____ Data shown
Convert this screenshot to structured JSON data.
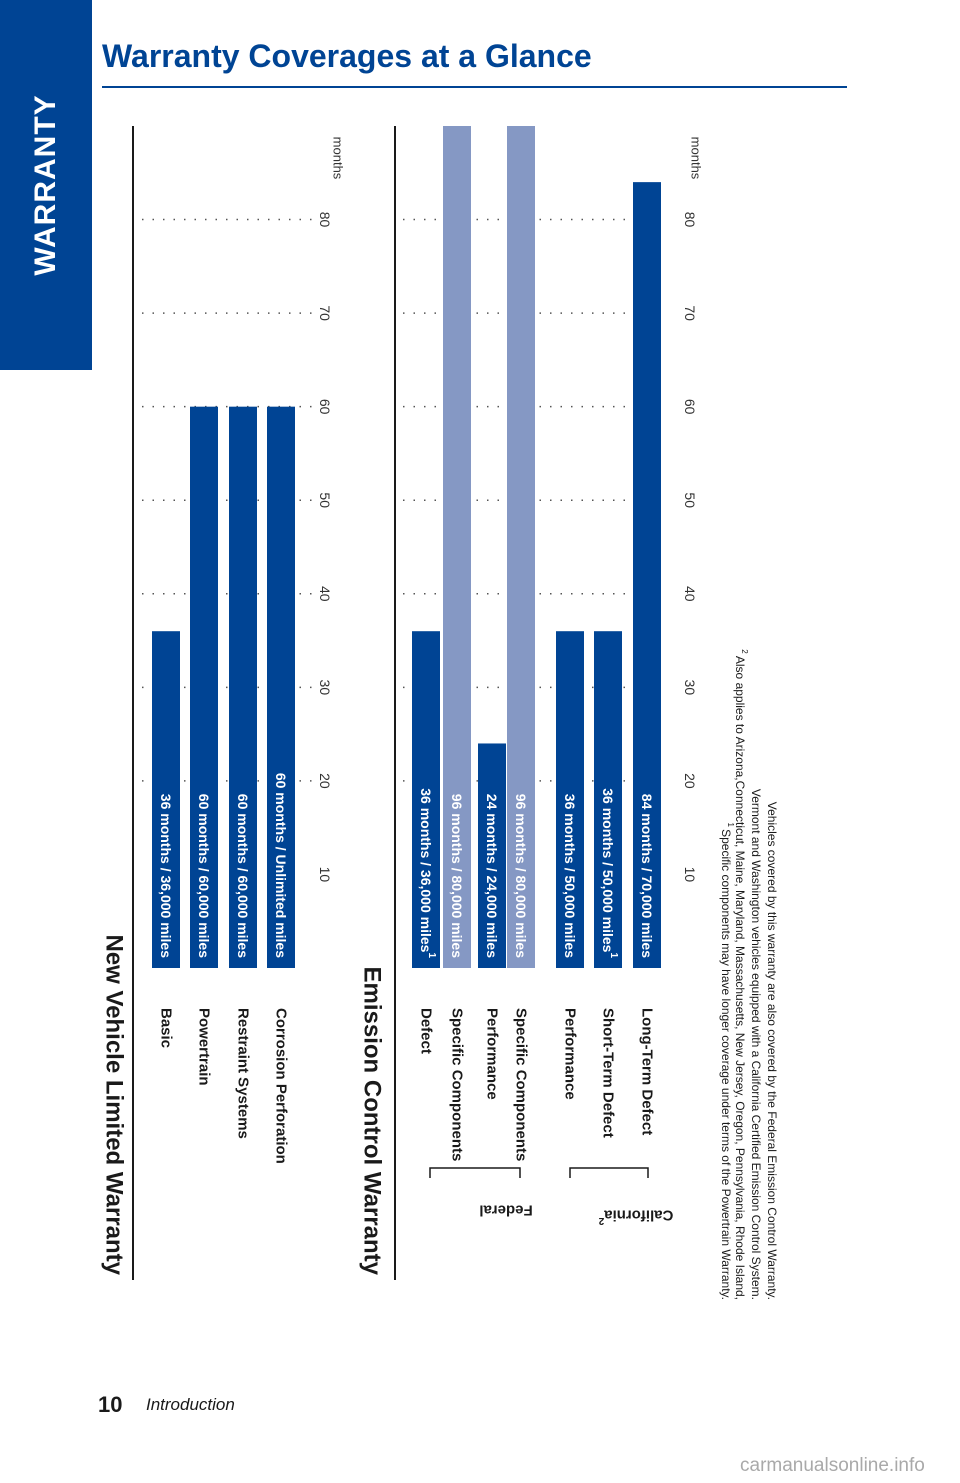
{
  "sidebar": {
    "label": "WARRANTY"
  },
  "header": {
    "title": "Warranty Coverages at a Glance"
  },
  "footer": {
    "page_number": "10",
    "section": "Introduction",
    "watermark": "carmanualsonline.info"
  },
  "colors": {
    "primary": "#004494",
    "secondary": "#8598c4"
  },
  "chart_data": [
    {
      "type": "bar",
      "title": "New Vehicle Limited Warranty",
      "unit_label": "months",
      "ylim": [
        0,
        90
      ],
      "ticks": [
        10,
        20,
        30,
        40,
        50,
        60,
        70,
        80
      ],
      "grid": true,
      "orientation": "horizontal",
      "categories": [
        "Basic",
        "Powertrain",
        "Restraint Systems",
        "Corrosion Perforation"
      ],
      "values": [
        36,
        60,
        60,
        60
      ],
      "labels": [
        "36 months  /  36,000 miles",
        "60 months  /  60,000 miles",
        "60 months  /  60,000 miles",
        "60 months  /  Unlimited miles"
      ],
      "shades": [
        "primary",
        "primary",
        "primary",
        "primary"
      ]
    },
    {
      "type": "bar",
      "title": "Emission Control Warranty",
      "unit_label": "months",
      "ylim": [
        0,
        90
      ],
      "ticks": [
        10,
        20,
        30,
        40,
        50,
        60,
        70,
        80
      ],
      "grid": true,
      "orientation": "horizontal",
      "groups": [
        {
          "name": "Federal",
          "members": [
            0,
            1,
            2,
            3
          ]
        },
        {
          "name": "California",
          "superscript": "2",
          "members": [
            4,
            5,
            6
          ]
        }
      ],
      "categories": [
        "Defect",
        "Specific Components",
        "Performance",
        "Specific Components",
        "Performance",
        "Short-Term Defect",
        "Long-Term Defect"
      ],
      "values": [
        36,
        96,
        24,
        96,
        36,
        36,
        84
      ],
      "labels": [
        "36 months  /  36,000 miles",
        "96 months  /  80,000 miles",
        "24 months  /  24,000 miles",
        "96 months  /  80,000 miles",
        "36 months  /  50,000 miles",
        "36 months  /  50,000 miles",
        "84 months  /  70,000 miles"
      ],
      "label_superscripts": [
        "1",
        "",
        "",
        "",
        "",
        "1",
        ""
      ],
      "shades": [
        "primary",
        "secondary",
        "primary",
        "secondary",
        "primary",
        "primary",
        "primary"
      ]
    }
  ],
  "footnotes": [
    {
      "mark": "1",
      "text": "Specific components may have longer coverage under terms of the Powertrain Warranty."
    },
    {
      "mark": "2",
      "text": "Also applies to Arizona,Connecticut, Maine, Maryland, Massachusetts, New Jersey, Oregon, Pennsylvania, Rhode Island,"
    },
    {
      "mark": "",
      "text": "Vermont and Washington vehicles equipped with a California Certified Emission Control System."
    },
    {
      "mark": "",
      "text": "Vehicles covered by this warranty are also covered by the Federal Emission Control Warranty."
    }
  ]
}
________
____ Data shown
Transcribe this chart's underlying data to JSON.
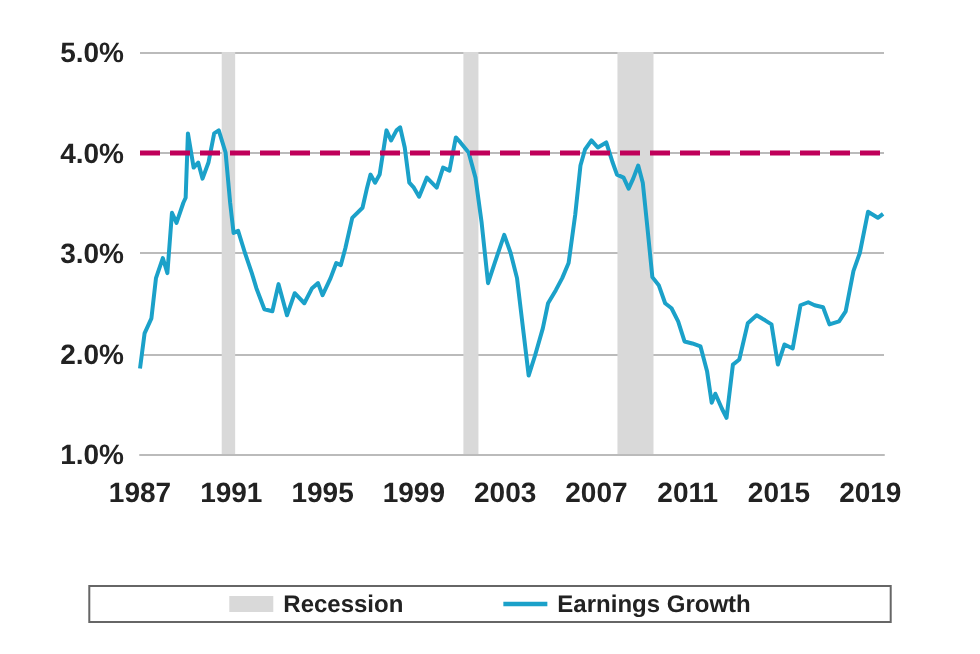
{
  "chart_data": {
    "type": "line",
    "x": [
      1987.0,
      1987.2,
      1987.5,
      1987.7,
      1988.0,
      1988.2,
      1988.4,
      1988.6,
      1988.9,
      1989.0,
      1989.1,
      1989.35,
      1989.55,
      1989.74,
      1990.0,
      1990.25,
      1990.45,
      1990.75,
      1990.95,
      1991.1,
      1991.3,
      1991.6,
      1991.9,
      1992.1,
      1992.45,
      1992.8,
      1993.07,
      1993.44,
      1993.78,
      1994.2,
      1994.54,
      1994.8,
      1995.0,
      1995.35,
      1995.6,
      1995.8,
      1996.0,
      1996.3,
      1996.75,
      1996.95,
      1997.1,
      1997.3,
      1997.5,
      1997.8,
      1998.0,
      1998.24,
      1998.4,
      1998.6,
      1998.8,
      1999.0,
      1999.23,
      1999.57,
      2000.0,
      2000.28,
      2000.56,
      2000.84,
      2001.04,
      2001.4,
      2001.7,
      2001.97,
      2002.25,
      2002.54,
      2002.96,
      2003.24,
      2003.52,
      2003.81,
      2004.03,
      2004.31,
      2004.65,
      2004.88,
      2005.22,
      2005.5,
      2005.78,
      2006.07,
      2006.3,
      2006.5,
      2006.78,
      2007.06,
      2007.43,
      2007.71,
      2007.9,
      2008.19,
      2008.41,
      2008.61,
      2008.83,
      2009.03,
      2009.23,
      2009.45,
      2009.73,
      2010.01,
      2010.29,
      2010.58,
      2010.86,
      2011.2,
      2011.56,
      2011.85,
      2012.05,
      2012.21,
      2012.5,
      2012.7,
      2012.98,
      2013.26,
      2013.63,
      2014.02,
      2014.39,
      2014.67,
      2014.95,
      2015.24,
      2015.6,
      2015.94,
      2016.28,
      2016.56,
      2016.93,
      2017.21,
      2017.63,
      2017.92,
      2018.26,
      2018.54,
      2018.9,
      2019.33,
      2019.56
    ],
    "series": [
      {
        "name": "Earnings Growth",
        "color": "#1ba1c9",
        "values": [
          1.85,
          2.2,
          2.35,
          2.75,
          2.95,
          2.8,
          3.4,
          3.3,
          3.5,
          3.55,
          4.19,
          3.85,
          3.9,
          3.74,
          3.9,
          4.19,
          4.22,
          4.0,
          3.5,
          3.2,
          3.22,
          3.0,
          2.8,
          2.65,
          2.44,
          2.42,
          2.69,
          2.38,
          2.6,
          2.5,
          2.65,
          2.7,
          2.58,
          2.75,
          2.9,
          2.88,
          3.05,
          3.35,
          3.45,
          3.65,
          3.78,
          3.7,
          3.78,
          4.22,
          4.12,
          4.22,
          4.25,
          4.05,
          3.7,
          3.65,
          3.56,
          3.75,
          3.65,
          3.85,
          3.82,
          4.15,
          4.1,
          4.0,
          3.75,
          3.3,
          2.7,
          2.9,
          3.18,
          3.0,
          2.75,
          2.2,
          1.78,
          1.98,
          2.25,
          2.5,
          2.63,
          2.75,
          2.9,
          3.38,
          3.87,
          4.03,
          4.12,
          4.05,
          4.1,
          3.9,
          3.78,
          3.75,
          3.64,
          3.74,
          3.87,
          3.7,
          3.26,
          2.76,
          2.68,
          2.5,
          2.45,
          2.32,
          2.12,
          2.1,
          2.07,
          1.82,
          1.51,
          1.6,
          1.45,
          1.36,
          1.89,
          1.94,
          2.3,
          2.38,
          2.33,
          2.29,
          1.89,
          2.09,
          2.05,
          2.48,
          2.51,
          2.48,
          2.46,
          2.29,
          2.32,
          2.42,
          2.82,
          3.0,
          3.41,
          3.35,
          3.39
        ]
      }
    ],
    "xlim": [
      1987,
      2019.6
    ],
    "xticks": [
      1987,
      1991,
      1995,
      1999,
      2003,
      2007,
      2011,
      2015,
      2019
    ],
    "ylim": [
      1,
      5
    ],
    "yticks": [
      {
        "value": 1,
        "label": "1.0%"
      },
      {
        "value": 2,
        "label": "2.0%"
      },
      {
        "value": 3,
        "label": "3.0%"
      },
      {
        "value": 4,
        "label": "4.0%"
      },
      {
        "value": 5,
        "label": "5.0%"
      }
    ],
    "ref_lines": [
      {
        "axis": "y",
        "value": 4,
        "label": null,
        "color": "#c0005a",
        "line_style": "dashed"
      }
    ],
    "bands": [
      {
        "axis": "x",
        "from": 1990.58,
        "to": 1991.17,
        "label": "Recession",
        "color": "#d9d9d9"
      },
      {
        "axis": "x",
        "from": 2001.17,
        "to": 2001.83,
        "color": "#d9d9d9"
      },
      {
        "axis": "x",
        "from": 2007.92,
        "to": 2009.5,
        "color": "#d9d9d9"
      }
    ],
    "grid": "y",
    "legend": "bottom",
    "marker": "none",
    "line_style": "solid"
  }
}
________
____ Data shown
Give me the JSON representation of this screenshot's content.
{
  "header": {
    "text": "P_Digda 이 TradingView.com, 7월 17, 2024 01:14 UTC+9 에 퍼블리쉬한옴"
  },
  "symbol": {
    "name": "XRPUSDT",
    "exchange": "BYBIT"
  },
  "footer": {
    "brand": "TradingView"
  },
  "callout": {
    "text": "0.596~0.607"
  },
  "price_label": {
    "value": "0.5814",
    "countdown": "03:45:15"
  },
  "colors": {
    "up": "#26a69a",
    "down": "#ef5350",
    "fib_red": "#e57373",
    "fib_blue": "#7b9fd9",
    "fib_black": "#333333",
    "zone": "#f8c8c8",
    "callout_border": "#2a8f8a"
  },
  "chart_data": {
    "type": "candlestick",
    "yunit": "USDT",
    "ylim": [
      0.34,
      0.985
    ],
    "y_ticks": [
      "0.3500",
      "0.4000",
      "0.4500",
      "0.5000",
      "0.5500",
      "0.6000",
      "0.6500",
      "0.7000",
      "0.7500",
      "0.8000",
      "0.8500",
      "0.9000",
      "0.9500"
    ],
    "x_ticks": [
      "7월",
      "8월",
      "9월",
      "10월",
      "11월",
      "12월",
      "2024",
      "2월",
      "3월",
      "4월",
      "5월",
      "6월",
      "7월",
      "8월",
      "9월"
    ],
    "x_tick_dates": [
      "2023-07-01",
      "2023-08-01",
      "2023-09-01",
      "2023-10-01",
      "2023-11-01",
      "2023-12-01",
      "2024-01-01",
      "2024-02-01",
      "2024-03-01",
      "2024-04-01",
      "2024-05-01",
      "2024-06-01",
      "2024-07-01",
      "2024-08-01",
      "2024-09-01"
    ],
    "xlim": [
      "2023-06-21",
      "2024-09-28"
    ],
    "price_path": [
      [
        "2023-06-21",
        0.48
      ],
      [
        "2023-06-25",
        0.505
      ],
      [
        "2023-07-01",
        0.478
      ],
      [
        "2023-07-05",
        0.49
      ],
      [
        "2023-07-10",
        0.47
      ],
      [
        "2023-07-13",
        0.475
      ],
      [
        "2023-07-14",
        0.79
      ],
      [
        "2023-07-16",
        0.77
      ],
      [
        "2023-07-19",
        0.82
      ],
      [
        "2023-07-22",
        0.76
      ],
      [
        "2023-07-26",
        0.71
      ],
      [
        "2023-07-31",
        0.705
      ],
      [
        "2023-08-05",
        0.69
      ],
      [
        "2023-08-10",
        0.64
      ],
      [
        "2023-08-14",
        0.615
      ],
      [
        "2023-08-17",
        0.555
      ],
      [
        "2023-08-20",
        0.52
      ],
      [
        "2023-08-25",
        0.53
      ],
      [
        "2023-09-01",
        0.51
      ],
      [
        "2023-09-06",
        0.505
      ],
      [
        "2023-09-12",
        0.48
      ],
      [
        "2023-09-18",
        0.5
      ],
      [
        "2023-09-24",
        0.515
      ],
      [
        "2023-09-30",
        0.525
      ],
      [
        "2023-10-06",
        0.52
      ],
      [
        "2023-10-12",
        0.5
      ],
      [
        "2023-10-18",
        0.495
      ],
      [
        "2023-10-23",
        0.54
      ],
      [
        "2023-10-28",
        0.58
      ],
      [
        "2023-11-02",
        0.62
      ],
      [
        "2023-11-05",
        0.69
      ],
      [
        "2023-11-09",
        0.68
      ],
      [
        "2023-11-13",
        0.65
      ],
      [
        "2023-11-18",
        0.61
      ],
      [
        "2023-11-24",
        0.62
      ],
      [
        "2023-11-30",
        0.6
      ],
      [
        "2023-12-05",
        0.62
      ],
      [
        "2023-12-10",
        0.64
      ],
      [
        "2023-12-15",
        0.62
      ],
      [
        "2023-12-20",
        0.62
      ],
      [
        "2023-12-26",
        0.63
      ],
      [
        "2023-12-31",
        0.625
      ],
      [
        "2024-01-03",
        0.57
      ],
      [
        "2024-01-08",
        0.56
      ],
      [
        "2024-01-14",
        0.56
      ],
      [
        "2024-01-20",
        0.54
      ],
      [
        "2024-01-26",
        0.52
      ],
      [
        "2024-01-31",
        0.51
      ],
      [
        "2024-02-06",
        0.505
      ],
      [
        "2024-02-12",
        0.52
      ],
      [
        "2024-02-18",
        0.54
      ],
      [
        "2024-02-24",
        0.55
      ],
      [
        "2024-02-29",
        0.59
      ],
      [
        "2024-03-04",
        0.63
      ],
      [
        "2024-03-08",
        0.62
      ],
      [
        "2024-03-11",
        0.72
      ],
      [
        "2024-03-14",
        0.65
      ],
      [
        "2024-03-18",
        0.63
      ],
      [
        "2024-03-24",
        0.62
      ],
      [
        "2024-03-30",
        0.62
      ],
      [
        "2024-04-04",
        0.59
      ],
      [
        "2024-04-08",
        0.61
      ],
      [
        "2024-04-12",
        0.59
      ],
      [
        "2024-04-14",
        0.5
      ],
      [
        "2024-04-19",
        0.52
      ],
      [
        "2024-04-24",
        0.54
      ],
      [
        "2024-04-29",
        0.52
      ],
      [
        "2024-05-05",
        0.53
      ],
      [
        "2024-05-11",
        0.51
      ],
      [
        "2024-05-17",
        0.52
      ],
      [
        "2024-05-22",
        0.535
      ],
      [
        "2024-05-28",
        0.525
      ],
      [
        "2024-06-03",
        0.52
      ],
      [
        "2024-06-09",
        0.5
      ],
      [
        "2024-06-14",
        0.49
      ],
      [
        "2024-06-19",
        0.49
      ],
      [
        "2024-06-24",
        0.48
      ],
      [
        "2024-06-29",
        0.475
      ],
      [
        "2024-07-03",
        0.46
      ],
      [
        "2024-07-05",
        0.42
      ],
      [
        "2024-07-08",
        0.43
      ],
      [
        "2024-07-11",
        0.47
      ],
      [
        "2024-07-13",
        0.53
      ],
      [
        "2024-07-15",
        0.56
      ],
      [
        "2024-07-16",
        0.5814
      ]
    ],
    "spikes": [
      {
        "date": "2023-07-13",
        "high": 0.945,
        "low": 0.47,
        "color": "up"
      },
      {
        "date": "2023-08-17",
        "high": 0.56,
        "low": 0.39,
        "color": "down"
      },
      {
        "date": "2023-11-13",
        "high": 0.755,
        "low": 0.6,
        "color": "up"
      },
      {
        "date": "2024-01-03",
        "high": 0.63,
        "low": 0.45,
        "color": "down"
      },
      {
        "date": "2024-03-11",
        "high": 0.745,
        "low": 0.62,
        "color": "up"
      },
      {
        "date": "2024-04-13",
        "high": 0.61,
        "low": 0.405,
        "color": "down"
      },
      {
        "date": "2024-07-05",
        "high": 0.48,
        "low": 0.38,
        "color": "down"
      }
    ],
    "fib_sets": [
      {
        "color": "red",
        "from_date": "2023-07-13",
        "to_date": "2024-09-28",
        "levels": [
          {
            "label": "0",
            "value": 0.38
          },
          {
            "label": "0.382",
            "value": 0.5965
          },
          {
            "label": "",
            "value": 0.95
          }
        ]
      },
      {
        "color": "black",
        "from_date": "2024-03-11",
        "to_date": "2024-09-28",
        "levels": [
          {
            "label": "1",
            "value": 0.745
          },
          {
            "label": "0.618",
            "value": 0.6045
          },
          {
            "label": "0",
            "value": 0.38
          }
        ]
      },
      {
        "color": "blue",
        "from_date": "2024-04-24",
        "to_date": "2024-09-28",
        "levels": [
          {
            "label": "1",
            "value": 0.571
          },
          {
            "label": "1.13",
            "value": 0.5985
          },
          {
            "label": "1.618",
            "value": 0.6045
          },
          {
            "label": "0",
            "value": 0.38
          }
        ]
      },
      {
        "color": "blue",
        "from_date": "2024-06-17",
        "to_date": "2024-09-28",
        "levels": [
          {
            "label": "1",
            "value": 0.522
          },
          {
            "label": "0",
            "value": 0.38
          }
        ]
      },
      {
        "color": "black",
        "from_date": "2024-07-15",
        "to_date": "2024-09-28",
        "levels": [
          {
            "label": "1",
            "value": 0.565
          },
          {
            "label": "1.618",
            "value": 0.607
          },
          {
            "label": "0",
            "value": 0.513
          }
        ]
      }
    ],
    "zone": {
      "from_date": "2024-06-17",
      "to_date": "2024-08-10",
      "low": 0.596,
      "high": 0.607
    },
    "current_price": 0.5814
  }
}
________
Instruction →
Find each line in the records holding the string "TradingView" and show it.

Exercise answer →
    "text": "P_Digda 이 TradingView.com, 7월 17, 2024 01:14 UTC+9 에 퍼블리쉬한옴"
    "brand": "TradingView"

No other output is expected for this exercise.